--- Begin DOCUMENT SEGMENT ---

Money is essentially a control system for coordinating what is produced and
who gets it (as a form of rationing). Kibbutzim and other communal efforts
spend a lot of time discussing things (enormous time in public discussions)
because discussion is replacing money (or, rather, private decisions about
spending money) as the control system for what the community emphasizes in
how people spend their time. Discussions can consider externalities (both
positive and negative external costs) in ways that money can't. In that
sense email and web pages and even twitters are a replacement for money as a
control system for economic activity. Remember, there was a time before the
formalism of money, when stuff still got made and children got raised. So,
it is not clear how important money is anymore when you have the internet
for discussions of what to do and how to do it.

The GNU GPL copy-left license is a "constitution" for cooperation and
collaboration (share and share-alike). There may be other licenses that
work, and it may have issues, but it has been effective. So, it is more than
a license for others to use your work; it is saying how a community can work
together. Non-copyleft licenses like the BSD license need more social
organization or cultural values to replace what the GPL provides as a formal
structure. Although again, it is not clear if you need the formalism of the
GPL when you have the internet to propagate culture and have such
discussions. Unfortunately, the GPL is incompatible with many other
licenses, and to some extent, the GPL is incompatible with itself, given it
has fragmented into dozens of somewhat incompatible licenses (for example,
you can't use regular GPL 2 code in a GPL 3 project, or GPL 3 with a
classpath exception code in LGPL project, etc.) which is part of the problem
of trying to use a formalism like a license or like money to handle complex
social issues about identity and community and equity and charity and so on.

--- End DOCUMENT SEGMENT ---

[REQUIREMENT A]
In the passage on money and the GPL, what does the text call the GNU GPL copy-left license?

--- Begin SOURCE DATA ---

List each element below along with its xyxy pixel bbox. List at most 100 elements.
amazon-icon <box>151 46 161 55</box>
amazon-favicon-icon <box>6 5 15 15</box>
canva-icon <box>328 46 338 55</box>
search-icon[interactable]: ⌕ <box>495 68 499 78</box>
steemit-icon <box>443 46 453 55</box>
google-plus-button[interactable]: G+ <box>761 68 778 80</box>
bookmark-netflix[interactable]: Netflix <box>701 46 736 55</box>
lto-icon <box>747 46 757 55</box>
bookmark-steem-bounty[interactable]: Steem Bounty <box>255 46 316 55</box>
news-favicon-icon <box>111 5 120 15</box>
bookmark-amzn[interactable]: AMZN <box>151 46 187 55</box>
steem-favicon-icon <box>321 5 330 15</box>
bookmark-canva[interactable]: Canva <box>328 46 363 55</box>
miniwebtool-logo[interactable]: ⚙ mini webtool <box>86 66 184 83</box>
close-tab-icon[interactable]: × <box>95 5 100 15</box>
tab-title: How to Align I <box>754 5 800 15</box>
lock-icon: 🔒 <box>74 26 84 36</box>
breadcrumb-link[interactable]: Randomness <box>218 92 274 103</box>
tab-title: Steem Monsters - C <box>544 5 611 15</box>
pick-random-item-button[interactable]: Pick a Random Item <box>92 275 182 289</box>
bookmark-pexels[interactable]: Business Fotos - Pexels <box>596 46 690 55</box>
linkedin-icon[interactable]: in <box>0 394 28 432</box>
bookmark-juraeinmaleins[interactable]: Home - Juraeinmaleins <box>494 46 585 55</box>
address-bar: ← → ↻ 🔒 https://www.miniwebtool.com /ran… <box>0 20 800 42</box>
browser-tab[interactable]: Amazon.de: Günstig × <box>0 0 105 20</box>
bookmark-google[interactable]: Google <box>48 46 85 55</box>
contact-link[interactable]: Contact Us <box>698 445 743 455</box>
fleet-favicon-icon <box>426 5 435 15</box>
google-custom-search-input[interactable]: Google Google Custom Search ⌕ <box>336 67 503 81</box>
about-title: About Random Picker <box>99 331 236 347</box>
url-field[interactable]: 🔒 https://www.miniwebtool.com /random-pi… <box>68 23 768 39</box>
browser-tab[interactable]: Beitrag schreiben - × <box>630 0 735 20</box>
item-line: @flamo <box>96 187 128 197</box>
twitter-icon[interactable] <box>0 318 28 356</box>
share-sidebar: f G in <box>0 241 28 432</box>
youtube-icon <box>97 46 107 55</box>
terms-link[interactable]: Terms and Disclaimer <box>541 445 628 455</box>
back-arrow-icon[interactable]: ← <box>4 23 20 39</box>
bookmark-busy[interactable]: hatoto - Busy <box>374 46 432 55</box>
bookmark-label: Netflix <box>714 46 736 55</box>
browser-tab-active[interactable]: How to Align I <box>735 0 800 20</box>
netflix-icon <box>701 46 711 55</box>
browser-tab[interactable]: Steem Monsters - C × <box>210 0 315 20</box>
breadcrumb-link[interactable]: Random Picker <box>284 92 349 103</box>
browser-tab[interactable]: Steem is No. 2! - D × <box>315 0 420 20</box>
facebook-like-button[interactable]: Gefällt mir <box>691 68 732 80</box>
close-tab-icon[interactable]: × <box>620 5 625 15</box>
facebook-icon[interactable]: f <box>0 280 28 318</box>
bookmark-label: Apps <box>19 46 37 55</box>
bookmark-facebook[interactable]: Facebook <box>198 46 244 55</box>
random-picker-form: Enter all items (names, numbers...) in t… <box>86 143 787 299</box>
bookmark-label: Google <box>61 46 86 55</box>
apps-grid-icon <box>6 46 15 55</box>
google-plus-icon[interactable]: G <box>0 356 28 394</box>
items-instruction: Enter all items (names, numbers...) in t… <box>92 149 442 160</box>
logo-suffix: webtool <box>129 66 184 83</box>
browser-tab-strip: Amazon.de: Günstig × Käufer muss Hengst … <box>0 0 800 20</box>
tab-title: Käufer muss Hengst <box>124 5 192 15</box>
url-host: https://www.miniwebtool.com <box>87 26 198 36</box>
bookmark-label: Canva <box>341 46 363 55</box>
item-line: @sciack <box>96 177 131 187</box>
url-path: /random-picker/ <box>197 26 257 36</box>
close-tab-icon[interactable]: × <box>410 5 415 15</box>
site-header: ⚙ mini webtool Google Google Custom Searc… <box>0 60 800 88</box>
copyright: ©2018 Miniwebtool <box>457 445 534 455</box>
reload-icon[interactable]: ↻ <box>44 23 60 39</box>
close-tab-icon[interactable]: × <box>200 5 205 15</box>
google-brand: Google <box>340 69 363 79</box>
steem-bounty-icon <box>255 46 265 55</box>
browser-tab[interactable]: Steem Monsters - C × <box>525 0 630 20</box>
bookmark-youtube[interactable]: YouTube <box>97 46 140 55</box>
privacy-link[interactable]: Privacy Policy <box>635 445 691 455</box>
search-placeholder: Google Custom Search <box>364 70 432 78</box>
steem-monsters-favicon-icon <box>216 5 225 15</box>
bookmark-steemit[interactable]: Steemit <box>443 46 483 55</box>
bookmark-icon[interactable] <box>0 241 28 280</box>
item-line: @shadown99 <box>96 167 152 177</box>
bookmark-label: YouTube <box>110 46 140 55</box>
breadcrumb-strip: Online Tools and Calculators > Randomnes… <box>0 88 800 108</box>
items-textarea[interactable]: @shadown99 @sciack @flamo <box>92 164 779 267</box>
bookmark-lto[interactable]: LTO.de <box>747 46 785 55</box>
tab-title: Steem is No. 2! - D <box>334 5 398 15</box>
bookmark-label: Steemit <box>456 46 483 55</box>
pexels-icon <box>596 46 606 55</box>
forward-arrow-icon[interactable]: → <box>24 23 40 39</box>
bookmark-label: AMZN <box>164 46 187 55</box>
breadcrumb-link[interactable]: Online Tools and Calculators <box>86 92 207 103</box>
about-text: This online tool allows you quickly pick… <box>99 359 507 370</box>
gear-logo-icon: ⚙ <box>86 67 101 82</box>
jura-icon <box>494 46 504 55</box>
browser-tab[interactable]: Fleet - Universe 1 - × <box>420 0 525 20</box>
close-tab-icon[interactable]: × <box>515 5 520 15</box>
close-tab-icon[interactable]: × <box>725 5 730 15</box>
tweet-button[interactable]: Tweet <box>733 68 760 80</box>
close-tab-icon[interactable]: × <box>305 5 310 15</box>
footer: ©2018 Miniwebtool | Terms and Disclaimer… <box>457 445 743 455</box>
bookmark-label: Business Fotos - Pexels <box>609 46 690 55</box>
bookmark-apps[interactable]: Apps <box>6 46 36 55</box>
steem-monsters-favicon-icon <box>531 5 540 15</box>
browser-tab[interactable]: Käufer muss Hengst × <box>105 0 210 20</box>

--- End SOURCE DATA ---
--- Begin SOURCE DATA ---

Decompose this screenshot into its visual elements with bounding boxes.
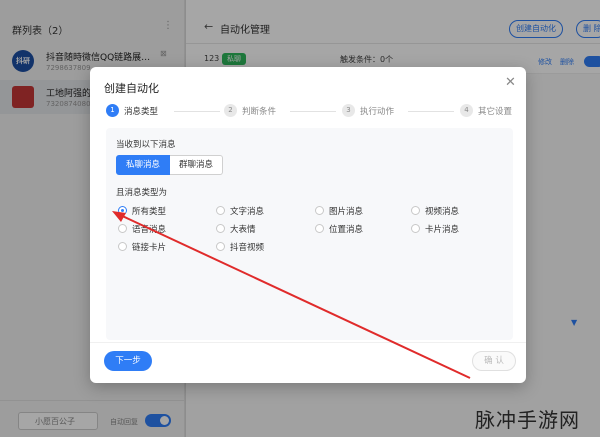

--- End SOURCE DATA ---

[REQUIREMENT B]
Please rewrite the part of the records that opens with the line containing "List each element" and closes with the line containing "search-icon[interactable]: ⌕ <box>495", shifting every bounding-box coordinate up by 128. Give only those lines.

[CORRECT RESULT A]
A "constitution" for cooperation and collaboration (share and share-alike).

[CORRECT RESULT B]
List each element below along with its xyxy pixel bbox. List at most 100 elements.
amazon-icon <box>279 174 289 183</box>
amazon-favicon-icon <box>134 133 143 143</box>
canva-icon <box>456 174 466 183</box>
search-icon[interactable]: ⌕ <box>623 196 627 206</box>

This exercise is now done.